-------- Listing

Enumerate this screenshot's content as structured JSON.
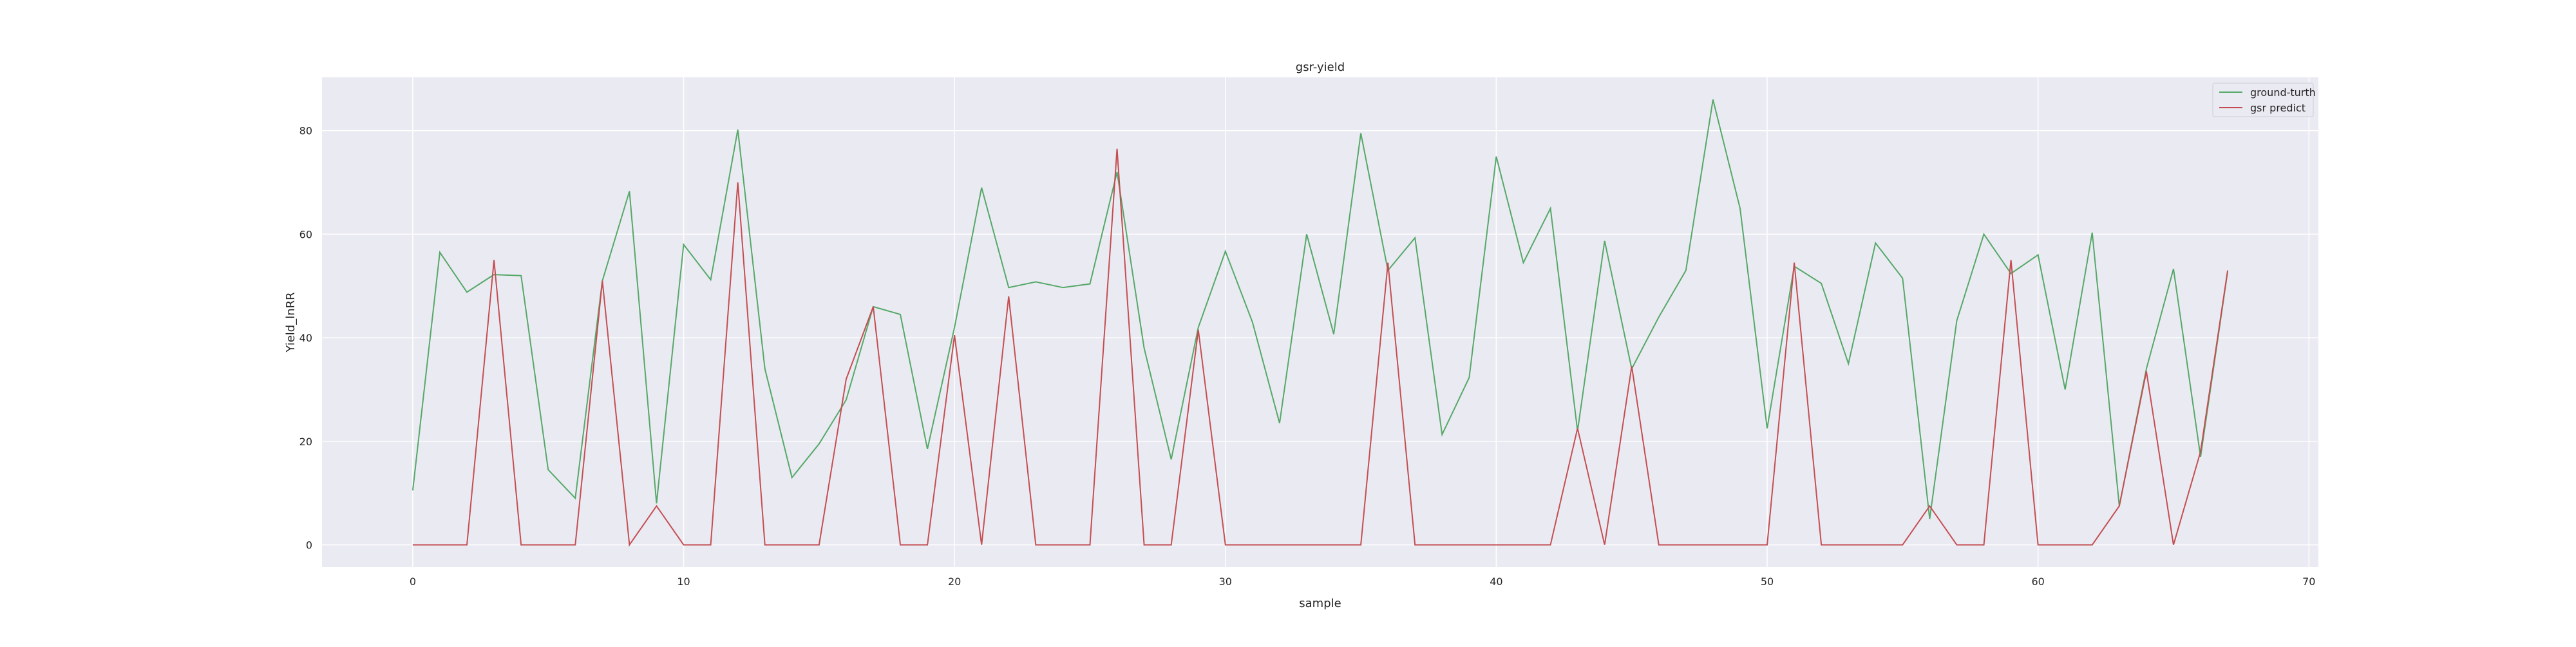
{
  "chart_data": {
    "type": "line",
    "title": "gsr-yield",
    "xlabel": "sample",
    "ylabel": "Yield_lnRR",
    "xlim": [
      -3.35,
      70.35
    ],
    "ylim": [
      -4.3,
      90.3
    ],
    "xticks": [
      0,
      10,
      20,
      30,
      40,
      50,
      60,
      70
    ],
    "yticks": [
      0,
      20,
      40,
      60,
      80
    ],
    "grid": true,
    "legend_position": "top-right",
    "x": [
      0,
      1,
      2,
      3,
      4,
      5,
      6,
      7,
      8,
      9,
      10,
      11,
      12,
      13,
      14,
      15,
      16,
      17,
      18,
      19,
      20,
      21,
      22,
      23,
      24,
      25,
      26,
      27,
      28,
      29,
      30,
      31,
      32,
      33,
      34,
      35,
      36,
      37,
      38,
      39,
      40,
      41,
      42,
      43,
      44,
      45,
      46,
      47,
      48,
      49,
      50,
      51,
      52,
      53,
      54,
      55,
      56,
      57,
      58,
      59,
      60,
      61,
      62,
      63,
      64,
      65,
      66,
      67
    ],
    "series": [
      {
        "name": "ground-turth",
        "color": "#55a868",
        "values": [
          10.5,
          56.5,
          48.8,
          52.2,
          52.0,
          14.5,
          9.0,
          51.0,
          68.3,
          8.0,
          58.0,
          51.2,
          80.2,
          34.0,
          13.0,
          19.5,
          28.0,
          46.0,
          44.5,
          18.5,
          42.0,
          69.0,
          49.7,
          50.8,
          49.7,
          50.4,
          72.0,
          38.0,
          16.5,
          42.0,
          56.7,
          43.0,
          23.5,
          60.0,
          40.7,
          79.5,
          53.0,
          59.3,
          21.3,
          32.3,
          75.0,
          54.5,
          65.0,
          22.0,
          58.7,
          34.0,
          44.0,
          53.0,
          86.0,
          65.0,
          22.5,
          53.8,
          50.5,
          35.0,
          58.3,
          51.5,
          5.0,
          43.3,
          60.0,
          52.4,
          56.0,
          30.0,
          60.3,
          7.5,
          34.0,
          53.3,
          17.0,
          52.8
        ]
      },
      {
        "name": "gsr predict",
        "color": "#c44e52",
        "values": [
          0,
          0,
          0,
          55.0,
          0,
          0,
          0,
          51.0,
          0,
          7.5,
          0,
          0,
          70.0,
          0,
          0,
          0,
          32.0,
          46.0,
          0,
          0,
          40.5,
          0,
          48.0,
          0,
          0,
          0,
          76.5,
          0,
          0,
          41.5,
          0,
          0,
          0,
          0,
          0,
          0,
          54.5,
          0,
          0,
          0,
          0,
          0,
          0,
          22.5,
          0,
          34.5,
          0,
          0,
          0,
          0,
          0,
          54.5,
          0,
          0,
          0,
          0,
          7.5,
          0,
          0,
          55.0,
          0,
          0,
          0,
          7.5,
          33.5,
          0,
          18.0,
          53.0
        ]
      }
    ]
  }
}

----------------

Goal - Transcribe the records above exactly as they appear, leaving out any pictures.

Output of the exercise -
Enumerate this screenshot's content as structured JSON.
{
  "chart_data": {
    "type": "line",
    "title": "gsr-yield",
    "xlabel": "sample",
    "ylabel": "Yield_lnRR",
    "xlim": [
      -3.35,
      70.35
    ],
    "ylim": [
      -4.3,
      90.3
    ],
    "xticks": [
      0,
      10,
      20,
      30,
      40,
      50,
      60,
      70
    ],
    "yticks": [
      0,
      20,
      40,
      60,
      80
    ],
    "grid": true,
    "legend_position": "top-right",
    "x": [
      0,
      1,
      2,
      3,
      4,
      5,
      6,
      7,
      8,
      9,
      10,
      11,
      12,
      13,
      14,
      15,
      16,
      17,
      18,
      19,
      20,
      21,
      22,
      23,
      24,
      25,
      26,
      27,
      28,
      29,
      30,
      31,
      32,
      33,
      34,
      35,
      36,
      37,
      38,
      39,
      40,
      41,
      42,
      43,
      44,
      45,
      46,
      47,
      48,
      49,
      50,
      51,
      52,
      53,
      54,
      55,
      56,
      57,
      58,
      59,
      60,
      61,
      62,
      63,
      64,
      65,
      66,
      67
    ],
    "series": [
      {
        "name": "ground-turth",
        "color": "#55a868",
        "values": [
          10.5,
          56.5,
          48.8,
          52.2,
          52.0,
          14.5,
          9.0,
          51.0,
          68.3,
          8.0,
          58.0,
          51.2,
          80.2,
          34.0,
          13.0,
          19.5,
          28.0,
          46.0,
          44.5,
          18.5,
          42.0,
          69.0,
          49.7,
          50.8,
          49.7,
          50.4,
          72.0,
          38.0,
          16.5,
          42.0,
          56.7,
          43.0,
          23.5,
          60.0,
          40.7,
          79.5,
          53.0,
          59.3,
          21.3,
          32.3,
          75.0,
          54.5,
          65.0,
          22.0,
          58.7,
          34.0,
          44.0,
          53.0,
          86.0,
          65.0,
          22.5,
          53.8,
          50.5,
          35.0,
          58.3,
          51.5,
          5.0,
          43.3,
          60.0,
          52.4,
          56.0,
          30.0,
          60.3,
          7.5,
          34.0,
          53.3,
          17.0,
          52.8
        ]
      },
      {
        "name": "gsr predict",
        "color": "#c44e52",
        "values": [
          0,
          0,
          0,
          55.0,
          0,
          0,
          0,
          51.0,
          0,
          7.5,
          0,
          0,
          70.0,
          0,
          0,
          0,
          32.0,
          46.0,
          0,
          0,
          40.5,
          0,
          48.0,
          0,
          0,
          0,
          76.5,
          0,
          0,
          41.5,
          0,
          0,
          0,
          0,
          0,
          0,
          54.5,
          0,
          0,
          0,
          0,
          0,
          0,
          22.5,
          0,
          34.5,
          0,
          0,
          0,
          0,
          0,
          54.5,
          0,
          0,
          0,
          0,
          7.5,
          0,
          0,
          55.0,
          0,
          0,
          0,
          7.5,
          33.5,
          0,
          18.0,
          53.0
        ]
      }
    ]
  }
}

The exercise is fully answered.